Stored items from a collection:
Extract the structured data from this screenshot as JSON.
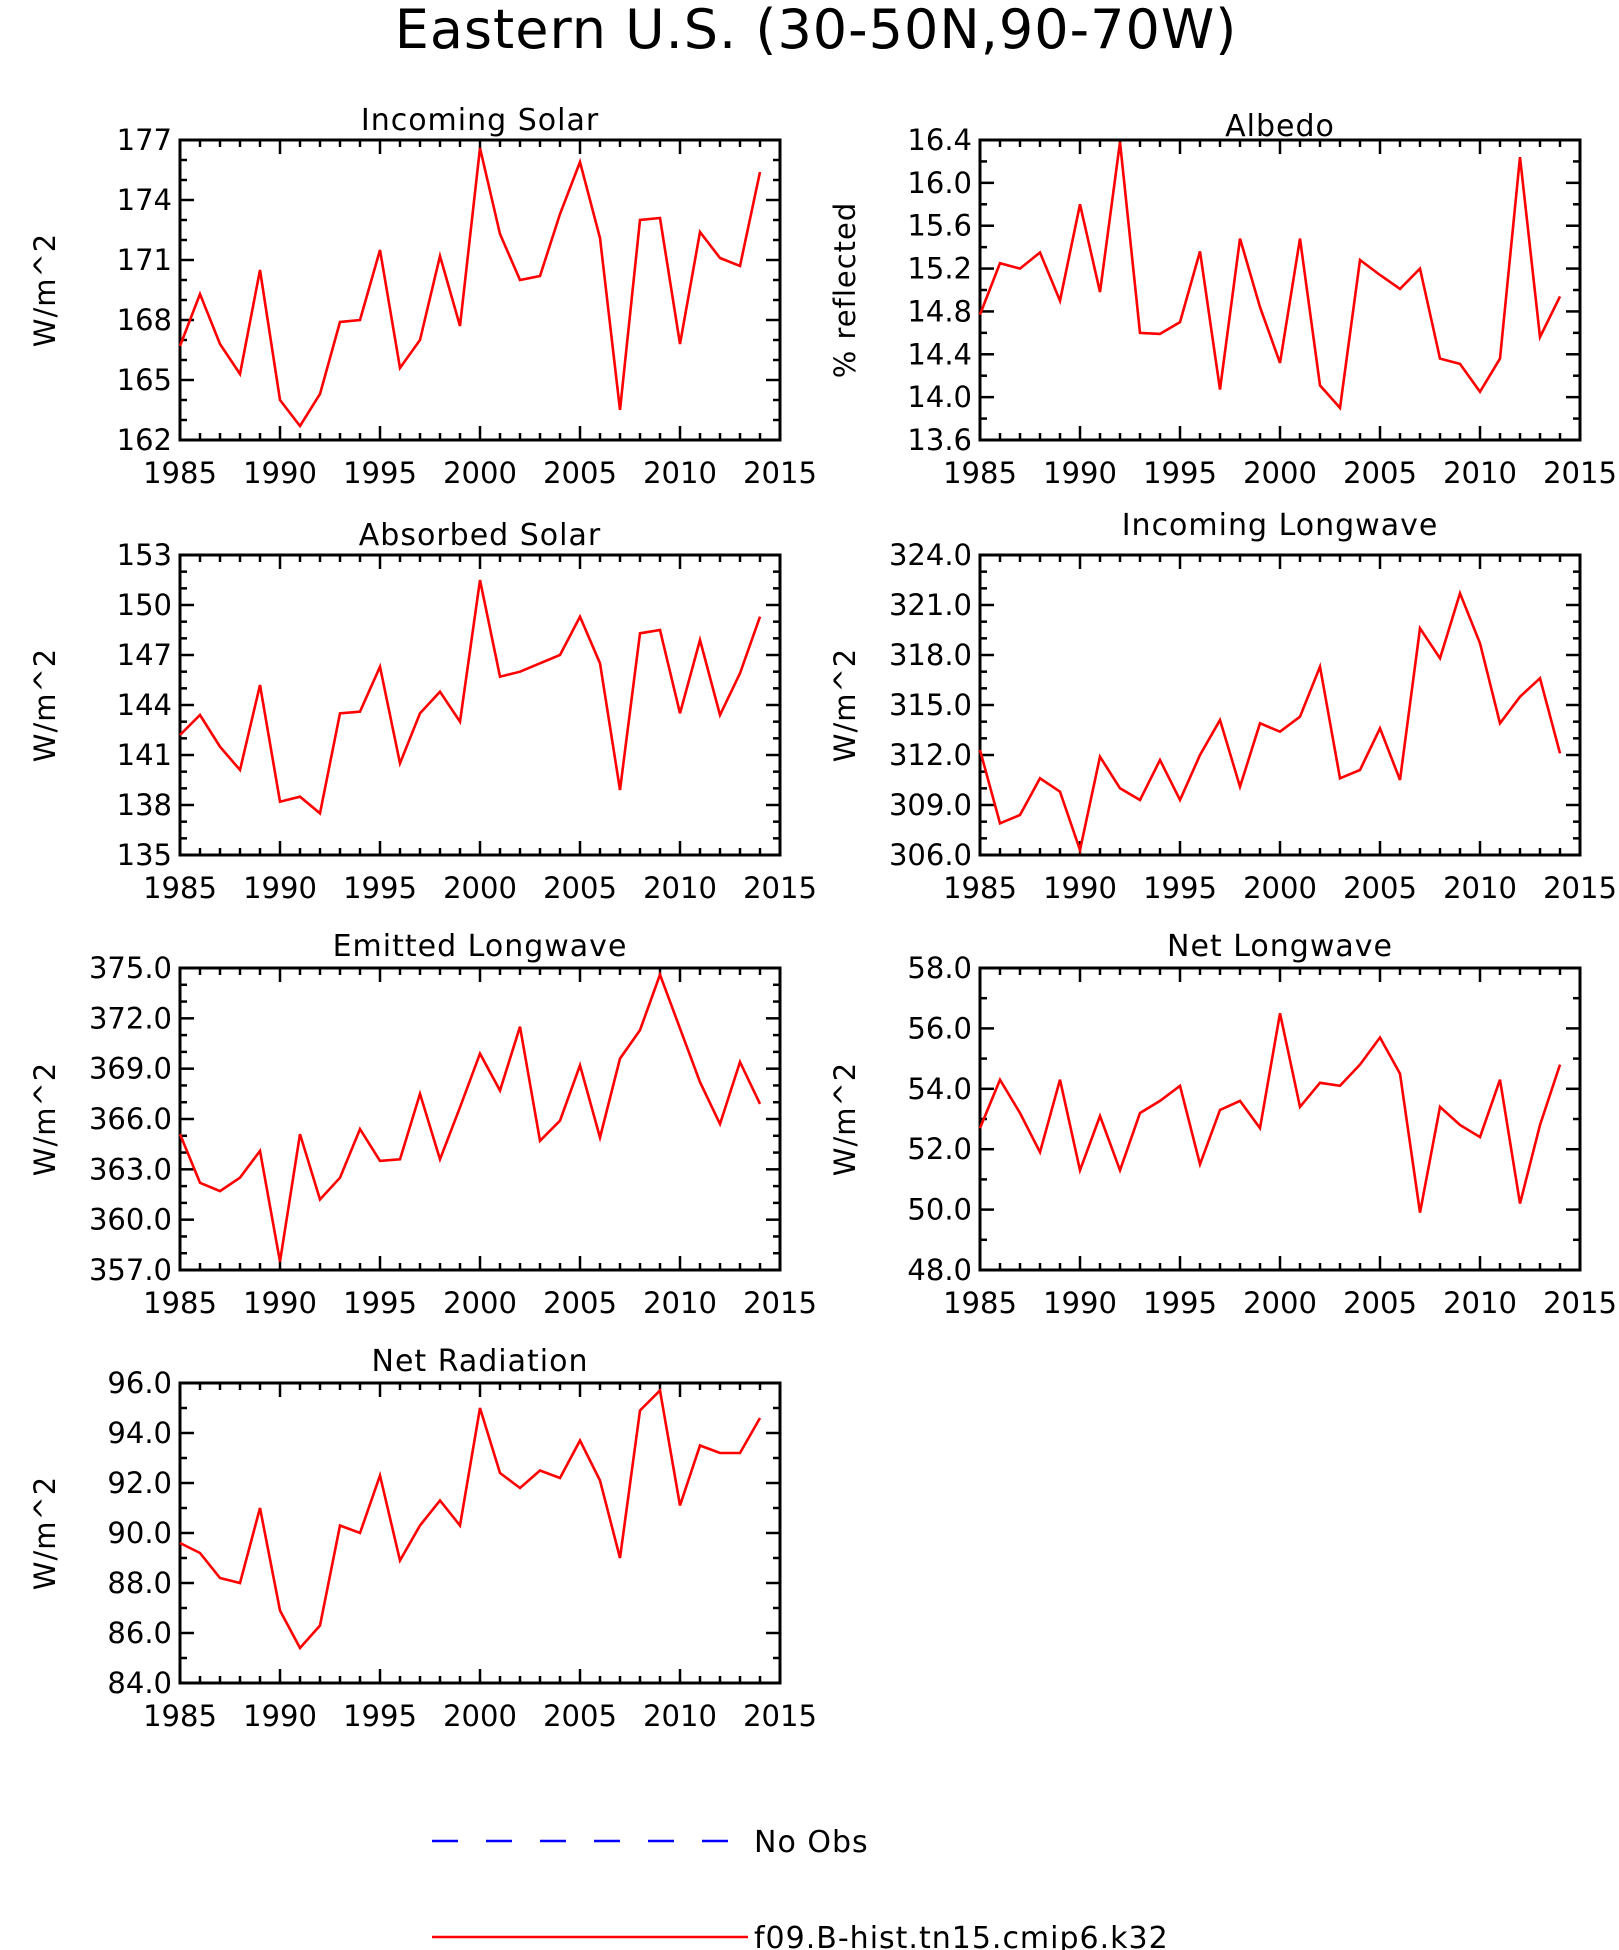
{
  "title": "Eastern U.S. (30-50N,90-70W)",
  "legend": [
    {
      "label": "No Obs",
      "color": "#0000ff",
      "style": "dashed"
    },
    {
      "label": "f09.B-hist.tn15.cmip6.k32",
      "color": "#ff0000",
      "style": "solid"
    }
  ],
  "chart_data": [
    {
      "type": "line",
      "title": "Incoming Solar",
      "ylabel": "W/m^2",
      "xlim": [
        1985,
        2015
      ],
      "ylim": [
        162,
        177
      ],
      "xticks": [
        1985,
        1990,
        1995,
        2000,
        2005,
        2010,
        2015
      ],
      "yticks": [
        "162",
        "165",
        "168",
        "171",
        "174",
        "177"
      ],
      "x": [
        1985,
        1986,
        1987,
        1988,
        1989,
        1990,
        1991,
        1992,
        1993,
        1994,
        1995,
        1996,
        1997,
        1998,
        1999,
        2000,
        2001,
        2002,
        2003,
        2004,
        2005,
        2006,
        2007,
        2008,
        2009,
        2010,
        2011,
        2012,
        2013,
        2014
      ],
      "series": [
        {
          "color": "#ff0000",
          "values": [
            166.7,
            169.3,
            166.8,
            165.3,
            170.5,
            164.0,
            162.7,
            164.3,
            167.9,
            168.0,
            171.5,
            165.6,
            167.0,
            171.2,
            167.7,
            176.6,
            172.3,
            170.0,
            170.2,
            173.3,
            175.9,
            172.1,
            163.5,
            173.0,
            173.1,
            166.8,
            172.4,
            171.1,
            170.7,
            175.4
          ]
        }
      ]
    },
    {
      "type": "line",
      "title": "Albedo",
      "ylabel": "% reflected",
      "xlim": [
        1985,
        2015
      ],
      "ylim": [
        13.6,
        16.4
      ],
      "xticks": [
        1985,
        1990,
        1995,
        2000,
        2005,
        2010,
        2015
      ],
      "yticks": [
        "13.6",
        "14.0",
        "14.4",
        "14.8",
        "15.2",
        "15.6",
        "16.0",
        "16.4"
      ],
      "x": [
        1985,
        1986,
        1987,
        1988,
        1989,
        1990,
        1991,
        1992,
        1993,
        1994,
        1995,
        1996,
        1997,
        1998,
        1999,
        2000,
        2001,
        2002,
        2003,
        2004,
        2005,
        2006,
        2007,
        2008,
        2009,
        2010,
        2011,
        2012,
        2013,
        2014
      ],
      "series": [
        {
          "color": "#ff0000",
          "values": [
            14.77,
            15.25,
            15.2,
            15.35,
            14.9,
            15.8,
            14.98,
            16.38,
            14.6,
            14.59,
            14.7,
            15.36,
            14.07,
            15.48,
            14.84,
            14.32,
            15.48,
            14.11,
            13.9,
            15.28,
            15.14,
            15.01,
            15.2,
            14.36,
            14.31,
            14.05,
            14.36,
            16.24,
            14.56,
            14.94
          ]
        }
      ]
    },
    {
      "type": "line",
      "title": "Absorbed Solar",
      "ylabel": "W/m^2",
      "xlim": [
        1985,
        2015
      ],
      "ylim": [
        135,
        153
      ],
      "xticks": [
        1985,
        1990,
        1995,
        2000,
        2005,
        2010,
        2015
      ],
      "yticks": [
        "135",
        "138",
        "141",
        "144",
        "147",
        "150",
        "153"
      ],
      "x": [
        1985,
        1986,
        1987,
        1988,
        1989,
        1990,
        1991,
        1992,
        1993,
        1994,
        1995,
        1996,
        1997,
        1998,
        1999,
        2000,
        2001,
        2002,
        2003,
        2004,
        2005,
        2006,
        2007,
        2008,
        2009,
        2010,
        2011,
        2012,
        2013,
        2014
      ],
      "series": [
        {
          "color": "#ff0000",
          "values": [
            142.2,
            143.4,
            141.5,
            140.1,
            145.2,
            138.2,
            138.5,
            137.5,
            143.5,
            143.6,
            146.3,
            140.5,
            143.5,
            144.8,
            143.0,
            151.5,
            145.7,
            146.0,
            146.5,
            147.0,
            149.3,
            146.5,
            138.9,
            148.3,
            148.5,
            143.5,
            147.9,
            143.4,
            145.9,
            149.3
          ]
        }
      ]
    },
    {
      "type": "line",
      "title": "Incoming Longwave",
      "ylabel": "W/m^2",
      "xlim": [
        1985,
        2015
      ],
      "ylim": [
        306,
        324
      ],
      "xticks": [
        1985,
        1990,
        1995,
        2000,
        2005,
        2010,
        2015
      ],
      "yticks": [
        "306.0",
        "309.0",
        "312.0",
        "315.0",
        "318.0",
        "321.0",
        "324.0"
      ],
      "x": [
        1985,
        1986,
        1987,
        1988,
        1989,
        1990,
        1991,
        1992,
        1993,
        1994,
        1995,
        1996,
        1997,
        1998,
        1999,
        2000,
        2001,
        2002,
        2003,
        2004,
        2005,
        2006,
        2007,
        2008,
        2009,
        2010,
        2011,
        2012,
        2013,
        2014
      ],
      "series": [
        {
          "color": "#ff0000",
          "values": [
            312.3,
            307.9,
            308.4,
            310.6,
            309.8,
            306.3,
            311.9,
            310.0,
            309.3,
            311.7,
            309.3,
            312.0,
            314.1,
            310.1,
            313.9,
            313.4,
            314.3,
            317.3,
            310.6,
            311.1,
            313.6,
            310.5,
            319.6,
            317.8,
            321.7,
            318.7,
            313.9,
            315.5,
            316.6,
            312.1
          ]
        }
      ]
    },
    {
      "type": "line",
      "title": "Emitted Longwave",
      "ylabel": "W/m^2",
      "xlim": [
        1985,
        2015
      ],
      "ylim": [
        357,
        375
      ],
      "xticks": [
        1985,
        1990,
        1995,
        2000,
        2005,
        2010,
        2015
      ],
      "yticks": [
        "357.0",
        "360.0",
        "363.0",
        "366.0",
        "369.0",
        "372.0",
        "375.0"
      ],
      "x": [
        1985,
        1986,
        1987,
        1988,
        1989,
        1990,
        1991,
        1992,
        1993,
        1994,
        1995,
        1996,
        1997,
        1998,
        1999,
        2000,
        2001,
        2002,
        2003,
        2004,
        2005,
        2006,
        2007,
        2008,
        2009,
        2010,
        2011,
        2012,
        2013,
        2014
      ],
      "series": [
        {
          "color": "#ff0000",
          "values": [
            365.1,
            362.2,
            361.7,
            362.5,
            364.1,
            357.5,
            365.1,
            361.2,
            362.5,
            365.4,
            363.5,
            363.6,
            367.5,
            363.6,
            366.7,
            369.9,
            367.7,
            371.5,
            364.7,
            365.9,
            369.2,
            364.9,
            369.6,
            371.3,
            374.6,
            371.4,
            368.2,
            365.7,
            369.4,
            366.9
          ]
        }
      ]
    },
    {
      "type": "line",
      "title": "Net Longwave",
      "ylabel": "W/m^2",
      "xlim": [
        1985,
        2015
      ],
      "ylim": [
        48,
        58
      ],
      "xticks": [
        1985,
        1990,
        1995,
        2000,
        2005,
        2010,
        2015
      ],
      "yticks": [
        "48.0",
        "50.0",
        "52.0",
        "54.0",
        "56.0",
        "58.0"
      ],
      "x": [
        1985,
        1986,
        1987,
        1988,
        1989,
        1990,
        1991,
        1992,
        1993,
        1994,
        1995,
        1996,
        1997,
        1998,
        1999,
        2000,
        2001,
        2002,
        2003,
        2004,
        2005,
        2006,
        2007,
        2008,
        2009,
        2010,
        2011,
        2012,
        2013,
        2014
      ],
      "series": [
        {
          "color": "#ff0000",
          "values": [
            52.7,
            54.3,
            53.2,
            51.9,
            54.3,
            51.3,
            53.1,
            51.3,
            53.2,
            53.6,
            54.1,
            51.5,
            53.3,
            53.6,
            52.7,
            56.5,
            53.4,
            54.2,
            54.1,
            54.8,
            55.7,
            54.5,
            49.9,
            53.4,
            52.8,
            52.4,
            54.3,
            50.2,
            52.8,
            54.8
          ]
        }
      ]
    },
    {
      "type": "line",
      "title": "Net Radiation",
      "ylabel": "W/m^2",
      "xlim": [
        1985,
        2015
      ],
      "ylim": [
        84,
        96
      ],
      "xticks": [
        1985,
        1990,
        1995,
        2000,
        2005,
        2010,
        2015
      ],
      "yticks": [
        "84.0",
        "86.0",
        "88.0",
        "90.0",
        "92.0",
        "94.0",
        "96.0"
      ],
      "x": [
        1985,
        1986,
        1987,
        1988,
        1989,
        1990,
        1991,
        1992,
        1993,
        1994,
        1995,
        1996,
        1997,
        1998,
        1999,
        2000,
        2001,
        2002,
        2003,
        2004,
        2005,
        2006,
        2007,
        2008,
        2009,
        2010,
        2011,
        2012,
        2013,
        2014
      ],
      "series": [
        {
          "color": "#ff0000",
          "values": [
            89.6,
            89.2,
            88.2,
            88.0,
            91.0,
            86.9,
            85.4,
            86.3,
            90.3,
            90.0,
            92.3,
            88.9,
            90.3,
            91.3,
            90.3,
            95.0,
            92.4,
            91.8,
            92.5,
            92.2,
            93.7,
            92.1,
            89.0,
            94.9,
            95.7,
            91.1,
            93.5,
            93.2,
            93.2,
            94.6
          ]
        }
      ]
    }
  ]
}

# Directive
Count every line of the records that holds the string "Solar". Write only the total.

# Answer to the exercise
2